(Dataset entries)
|---|
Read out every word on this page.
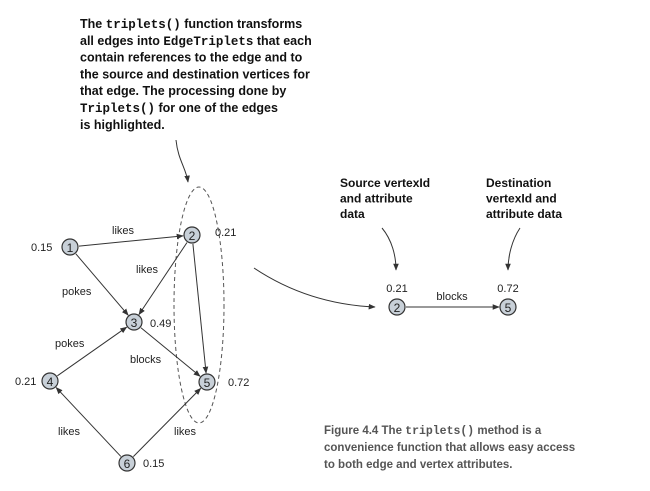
The triplets() function transforms
all edges into EdgeTriplets that each
contain references to the edge and to
the source and destination vertices for
that edge. The processing done by
Triplets() for one of the edges
is highlighted.
likes
pokes
likes
blocks
pokes
likes	likes
1
0.15
2 0.21
3 0.49
4
0.21	5 0.72
6 0.15
Source vertexId
and attribute
data
Destination
vertexId and
attribute data
2
0.21
5
0.72
blocks
Figure 4.4 The triplets() method is a
convenience function that allows easy access
to both edge and vertex attributes.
|---|
Copy down every line of the entries containing the word "that".

- **Full answer**:
all edges into EdgeTriplets that each
that edge. The processing done by
convenience function that allows easy access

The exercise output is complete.